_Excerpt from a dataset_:
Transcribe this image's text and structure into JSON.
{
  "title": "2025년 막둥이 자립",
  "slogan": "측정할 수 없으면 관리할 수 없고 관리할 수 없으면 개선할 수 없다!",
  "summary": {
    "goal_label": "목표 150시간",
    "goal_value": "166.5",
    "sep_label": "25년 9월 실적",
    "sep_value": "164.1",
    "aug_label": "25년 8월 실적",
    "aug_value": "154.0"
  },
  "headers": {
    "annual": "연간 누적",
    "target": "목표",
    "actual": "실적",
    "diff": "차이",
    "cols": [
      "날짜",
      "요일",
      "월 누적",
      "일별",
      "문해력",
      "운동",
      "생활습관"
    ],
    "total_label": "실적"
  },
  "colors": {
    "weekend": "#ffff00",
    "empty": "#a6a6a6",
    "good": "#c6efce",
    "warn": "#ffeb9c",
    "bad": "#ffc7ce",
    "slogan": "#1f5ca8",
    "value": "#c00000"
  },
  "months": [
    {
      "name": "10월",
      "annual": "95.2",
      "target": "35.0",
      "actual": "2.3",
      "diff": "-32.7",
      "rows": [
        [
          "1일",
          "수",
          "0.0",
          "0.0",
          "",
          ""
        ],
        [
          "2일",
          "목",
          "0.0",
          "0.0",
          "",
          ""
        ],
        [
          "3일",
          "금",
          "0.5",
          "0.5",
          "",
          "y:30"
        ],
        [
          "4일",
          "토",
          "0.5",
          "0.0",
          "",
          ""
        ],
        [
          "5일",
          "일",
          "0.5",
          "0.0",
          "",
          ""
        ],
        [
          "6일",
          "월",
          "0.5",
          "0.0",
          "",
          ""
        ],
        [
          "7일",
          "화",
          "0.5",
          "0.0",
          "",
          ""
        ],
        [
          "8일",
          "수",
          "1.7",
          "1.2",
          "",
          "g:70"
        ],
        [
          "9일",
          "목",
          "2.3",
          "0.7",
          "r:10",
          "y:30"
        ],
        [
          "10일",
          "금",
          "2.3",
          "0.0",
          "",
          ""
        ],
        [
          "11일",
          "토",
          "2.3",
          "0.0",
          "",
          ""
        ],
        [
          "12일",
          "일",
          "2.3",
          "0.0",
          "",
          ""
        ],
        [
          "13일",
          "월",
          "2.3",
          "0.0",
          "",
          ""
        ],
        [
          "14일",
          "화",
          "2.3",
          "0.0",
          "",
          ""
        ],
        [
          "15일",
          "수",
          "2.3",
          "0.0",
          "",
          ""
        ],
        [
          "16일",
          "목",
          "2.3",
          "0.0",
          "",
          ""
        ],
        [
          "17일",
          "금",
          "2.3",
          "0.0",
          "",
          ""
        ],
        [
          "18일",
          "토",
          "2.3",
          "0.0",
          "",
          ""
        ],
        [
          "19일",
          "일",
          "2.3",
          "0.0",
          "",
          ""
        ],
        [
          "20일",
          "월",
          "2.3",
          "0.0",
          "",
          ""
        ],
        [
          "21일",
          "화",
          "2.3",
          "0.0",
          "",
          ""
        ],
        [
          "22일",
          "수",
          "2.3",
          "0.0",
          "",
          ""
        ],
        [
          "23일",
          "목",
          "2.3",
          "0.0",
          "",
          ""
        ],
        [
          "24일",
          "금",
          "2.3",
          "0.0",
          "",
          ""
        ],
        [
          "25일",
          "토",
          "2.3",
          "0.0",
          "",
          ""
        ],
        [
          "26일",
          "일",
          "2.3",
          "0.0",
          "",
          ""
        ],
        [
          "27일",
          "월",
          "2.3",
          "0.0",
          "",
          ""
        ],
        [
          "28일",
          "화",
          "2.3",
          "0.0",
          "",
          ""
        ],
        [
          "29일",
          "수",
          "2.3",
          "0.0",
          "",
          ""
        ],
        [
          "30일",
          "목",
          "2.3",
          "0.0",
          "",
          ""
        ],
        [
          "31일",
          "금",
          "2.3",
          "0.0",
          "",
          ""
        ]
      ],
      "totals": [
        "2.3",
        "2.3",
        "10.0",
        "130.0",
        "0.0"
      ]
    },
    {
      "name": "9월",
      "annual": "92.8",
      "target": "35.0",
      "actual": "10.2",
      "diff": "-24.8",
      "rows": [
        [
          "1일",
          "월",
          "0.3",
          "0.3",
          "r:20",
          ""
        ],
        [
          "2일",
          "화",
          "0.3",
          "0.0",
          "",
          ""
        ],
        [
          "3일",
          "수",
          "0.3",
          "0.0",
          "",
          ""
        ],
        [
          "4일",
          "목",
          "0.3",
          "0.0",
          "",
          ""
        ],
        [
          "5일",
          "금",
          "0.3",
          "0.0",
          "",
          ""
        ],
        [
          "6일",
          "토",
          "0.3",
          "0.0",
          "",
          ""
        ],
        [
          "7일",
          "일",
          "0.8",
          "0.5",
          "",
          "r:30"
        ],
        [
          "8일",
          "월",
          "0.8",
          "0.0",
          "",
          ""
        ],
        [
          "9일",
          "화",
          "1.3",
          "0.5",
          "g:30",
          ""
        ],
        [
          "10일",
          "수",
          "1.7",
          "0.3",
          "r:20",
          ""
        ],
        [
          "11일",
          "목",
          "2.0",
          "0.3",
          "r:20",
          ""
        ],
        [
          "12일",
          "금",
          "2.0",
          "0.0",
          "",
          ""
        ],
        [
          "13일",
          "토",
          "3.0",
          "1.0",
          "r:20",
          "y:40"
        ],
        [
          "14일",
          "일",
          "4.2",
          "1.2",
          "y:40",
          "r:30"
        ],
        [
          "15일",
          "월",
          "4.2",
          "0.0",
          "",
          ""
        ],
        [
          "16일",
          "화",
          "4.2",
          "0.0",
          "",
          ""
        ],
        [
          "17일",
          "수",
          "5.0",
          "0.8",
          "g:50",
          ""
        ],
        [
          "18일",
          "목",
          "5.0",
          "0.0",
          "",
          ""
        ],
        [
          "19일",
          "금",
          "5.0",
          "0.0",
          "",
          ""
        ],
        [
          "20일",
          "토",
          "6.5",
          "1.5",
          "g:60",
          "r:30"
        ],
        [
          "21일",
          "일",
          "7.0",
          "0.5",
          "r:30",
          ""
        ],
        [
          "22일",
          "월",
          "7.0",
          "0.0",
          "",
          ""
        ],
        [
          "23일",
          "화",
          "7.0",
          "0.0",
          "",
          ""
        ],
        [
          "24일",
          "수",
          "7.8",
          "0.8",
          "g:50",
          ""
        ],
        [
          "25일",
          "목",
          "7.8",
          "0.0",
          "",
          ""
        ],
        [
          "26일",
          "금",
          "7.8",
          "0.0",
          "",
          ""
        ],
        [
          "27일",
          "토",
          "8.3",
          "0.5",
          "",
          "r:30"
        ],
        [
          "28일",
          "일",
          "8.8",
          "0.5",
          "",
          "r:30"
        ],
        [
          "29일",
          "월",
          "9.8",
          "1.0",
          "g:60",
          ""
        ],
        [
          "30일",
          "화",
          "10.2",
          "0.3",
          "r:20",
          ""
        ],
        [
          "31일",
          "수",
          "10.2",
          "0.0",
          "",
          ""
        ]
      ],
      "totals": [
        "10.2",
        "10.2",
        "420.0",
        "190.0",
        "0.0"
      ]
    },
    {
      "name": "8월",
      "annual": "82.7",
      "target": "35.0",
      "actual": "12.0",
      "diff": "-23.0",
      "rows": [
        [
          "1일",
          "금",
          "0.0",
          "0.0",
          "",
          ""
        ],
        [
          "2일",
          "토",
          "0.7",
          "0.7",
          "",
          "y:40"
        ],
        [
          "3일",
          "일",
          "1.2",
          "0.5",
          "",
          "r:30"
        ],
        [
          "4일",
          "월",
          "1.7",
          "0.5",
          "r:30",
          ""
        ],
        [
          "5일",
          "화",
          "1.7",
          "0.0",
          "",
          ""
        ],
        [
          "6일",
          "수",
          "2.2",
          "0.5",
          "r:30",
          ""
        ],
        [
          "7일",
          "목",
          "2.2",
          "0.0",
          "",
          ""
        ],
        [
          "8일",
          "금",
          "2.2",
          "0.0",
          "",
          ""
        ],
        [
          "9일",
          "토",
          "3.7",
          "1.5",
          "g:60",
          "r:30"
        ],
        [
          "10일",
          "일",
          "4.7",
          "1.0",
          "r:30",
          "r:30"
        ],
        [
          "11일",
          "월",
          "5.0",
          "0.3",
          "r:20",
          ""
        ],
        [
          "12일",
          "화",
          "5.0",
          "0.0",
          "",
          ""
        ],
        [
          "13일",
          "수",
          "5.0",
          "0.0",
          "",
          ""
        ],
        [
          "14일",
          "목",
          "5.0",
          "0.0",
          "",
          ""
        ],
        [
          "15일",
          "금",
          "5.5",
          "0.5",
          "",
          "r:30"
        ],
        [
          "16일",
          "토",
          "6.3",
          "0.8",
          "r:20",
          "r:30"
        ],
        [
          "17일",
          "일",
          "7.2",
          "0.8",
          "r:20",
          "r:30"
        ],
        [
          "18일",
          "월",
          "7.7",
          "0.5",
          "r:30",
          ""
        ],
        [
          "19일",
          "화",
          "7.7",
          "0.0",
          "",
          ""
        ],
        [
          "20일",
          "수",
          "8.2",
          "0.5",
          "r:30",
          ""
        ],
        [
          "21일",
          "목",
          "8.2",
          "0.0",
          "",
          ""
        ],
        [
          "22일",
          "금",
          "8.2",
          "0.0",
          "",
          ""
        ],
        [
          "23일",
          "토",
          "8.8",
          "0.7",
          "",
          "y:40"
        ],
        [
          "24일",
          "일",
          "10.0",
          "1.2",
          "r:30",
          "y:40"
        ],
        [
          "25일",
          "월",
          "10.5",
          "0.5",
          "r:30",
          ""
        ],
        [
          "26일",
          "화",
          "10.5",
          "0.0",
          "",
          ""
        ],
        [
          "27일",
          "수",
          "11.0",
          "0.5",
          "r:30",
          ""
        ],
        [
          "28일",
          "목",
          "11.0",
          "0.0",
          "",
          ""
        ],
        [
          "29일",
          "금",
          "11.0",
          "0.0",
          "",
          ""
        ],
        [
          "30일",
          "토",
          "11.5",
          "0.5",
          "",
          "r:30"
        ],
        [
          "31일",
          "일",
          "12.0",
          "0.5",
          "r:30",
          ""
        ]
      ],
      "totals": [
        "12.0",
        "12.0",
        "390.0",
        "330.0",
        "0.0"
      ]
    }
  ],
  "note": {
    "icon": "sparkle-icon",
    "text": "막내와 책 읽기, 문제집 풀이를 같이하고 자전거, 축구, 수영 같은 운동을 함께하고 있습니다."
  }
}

_Goal_:
All lines that include "slogan" are to be gathered and copied.

_Response to the exercise_:
  "slogan": "측정할 수 없으면 관리할 수 없고 관리할 수 없으면 개선할 수 없다!",
    "slogan": "#1f5ca8",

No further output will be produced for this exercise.